**Stated exercise**. Spot every line with the word "stronie" and return it.

**Record excerpts**.
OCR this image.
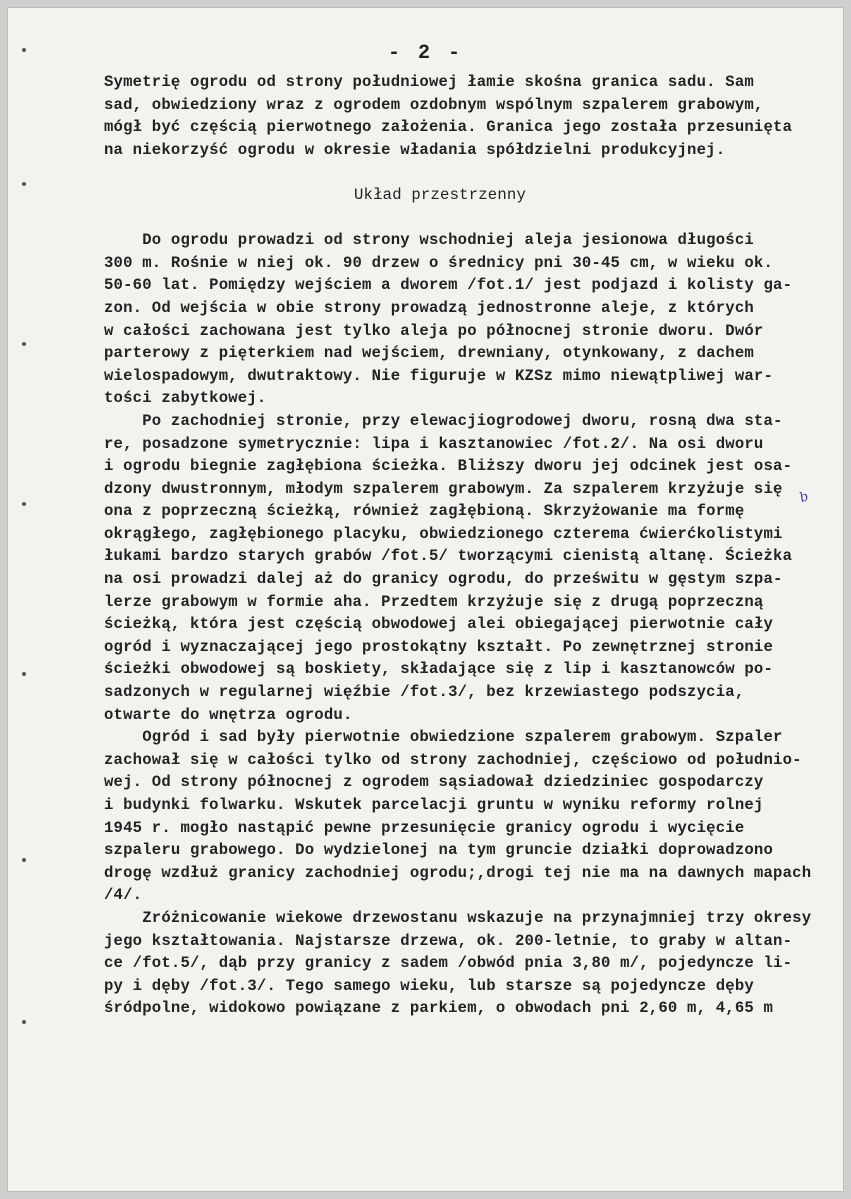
- 2 -
b
Symetrię ogrodu od strony południowej łamie skośna granica sadu. Sam
sad, obwiedziony wraz z ogrodem ozdobnym wspólnym szpalerem grabowym,
mógł być częścią pierwotnego założenia. Granica jego została przesunięta
na niekorzyść ogrodu w okresie władania spółdzielni produkcyjnej.
Układ przestrzenny
Do ogrodu prowadzi od strony wschodniej aleja jesionowa długości
300 m. Rośnie w niej ok. 90 drzew o średnicy pni 30-45 cm, w wieku ok.
50-60 lat. Pomiędzy wejściem a dworem /fot.1/ jest podjazd i kolisty ga-
zon. Od wejścia w obie strony prowadzą jednostronne aleje, z których
w całości zachowana jest tylko aleja po północnej stronie dworu. Dwór
parterowy z pięterkiem nad wejściem, drewniany, otynkowany, z dachem
wielospadowym, dwutraktowy. Nie figuruje w KZSz mimo niewątpliwej war-
tości zabytkowej.
Po zachodniej stronie, przy elewacjiogrodowej dworu, rosną dwa sta-
re, posadzone symetrycznie: lipa i kasztanowiec /fot.2/. Na osi dworu
i ogrodu biegnie zagłębiona ścieżka. Bliższy dworu jej odcinek jest osa-
dzony dwustronnym, młodym szpalerem grabowym. Za szpalerem krzyżuje się
ona z poprzeczną ścieżką, również zagłębioną. Skrzyżowanie ma formę
okrągłego, zagłębionego placyku, obwiedzionego czterema ćwierćkolistymi
łukami bardzo starych grabów /fot.5/ tworzącymi cienistą altanę. Ścieżka
na osi prowadzi dalej aż do granicy ogrodu, do prześwitu w gęstym szpa-
lerze grabowym w formie aha. Przedtem krzyżuje się z drugą poprzeczną
ścieżką, która jest częścią obwodowej alei obiegającej pierwotnie cały
ogród i wyznaczającej jego prostokątny kształt. Po zewnętrznej stronie
ścieżki obwodowej są boskiety, składające się z lip i kasztanowców po-
sadzonych w regularnej więźbie /fot.3/, bez krzewiastego podszycia,
otwarte do wnętrza ogrodu.
Ogród i sad były pierwotnie obwiedzione szpalerem grabowym. Szpaler
zachował się w całości tylko od strony zachodniej, częściowo od południo-
wej. Od strony północnej z ogrodem sąsiadował dziedziniec gospodarczy
i budynki folwarku. Wskutek parcelacji gruntu w wyniku reformy rolnej
1945 r. mogło nastąpić pewne przesunięcie granicy ogrodu i wycięcie
szpaleru grabowego. Do wydzielonej na tym gruncie działki doprowadzono
drogę wzdłuż granicy zachodniej ogrodu;,drogi tej nie ma na dawnych mapach
/4/.
Zróżnicowanie wiekowe drzewostanu wskazuje na przynajmniej trzy okresy
jego kształtowania. Najstarsze drzewa, ok. 200-letnie, to graby w altan-
ce /fot.5/, dąb przy granicy z sadem /obwód pnia 3,80 m/, pojedyncze li-
py i dęby /fot.3/. Tego samego wieku, lub starsze są pojedyncze dęby
śródpolne, widokowo powiązane z parkiem, o obwodach pni 2,60 m, 4,65 m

**Reply to the task**.
w całości zachowana jest tylko aleja po północnej stronie dworu. Dwór
Po zachodniej stronie, przy elewacjiogrodowej dworu, rosną dwa sta-
ogród i wyznaczającej jego prostokątny kształt. Po zewnętrznej stronie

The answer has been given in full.